_What you will do_:
Retype the following entries word for word, keeping every line as it appears.

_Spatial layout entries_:

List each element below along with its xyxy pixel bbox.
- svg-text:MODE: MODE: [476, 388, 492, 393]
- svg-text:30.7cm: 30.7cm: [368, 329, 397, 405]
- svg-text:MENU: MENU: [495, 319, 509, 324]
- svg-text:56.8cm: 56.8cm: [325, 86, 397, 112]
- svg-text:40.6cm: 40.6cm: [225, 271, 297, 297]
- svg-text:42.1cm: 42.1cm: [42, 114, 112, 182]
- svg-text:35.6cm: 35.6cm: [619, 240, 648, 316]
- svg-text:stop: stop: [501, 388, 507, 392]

_Expected answer_:
List each element below along with its xyxy pixel bbox.
- svg-text:MODE: MODE: [476, 388, 492, 393]
- svg-text:30.7cm: 30.7cm: [368, 329, 397, 405]
- svg-text:MENU: MENU: [495, 319, 509, 324]
- svg-text:56.8cm: 56.8cm: [325, 86, 397, 112]
- svg-text:40.6cm: 40.6cm: [225, 271, 297, 297]
- svg-text:42.1cm: 42.1cm: [42, 114, 112, 182]
- svg-text:35.6cm: 35.6cm: [619, 240, 648, 316]
- svg-text:stop: stop: [501, 388, 507, 392]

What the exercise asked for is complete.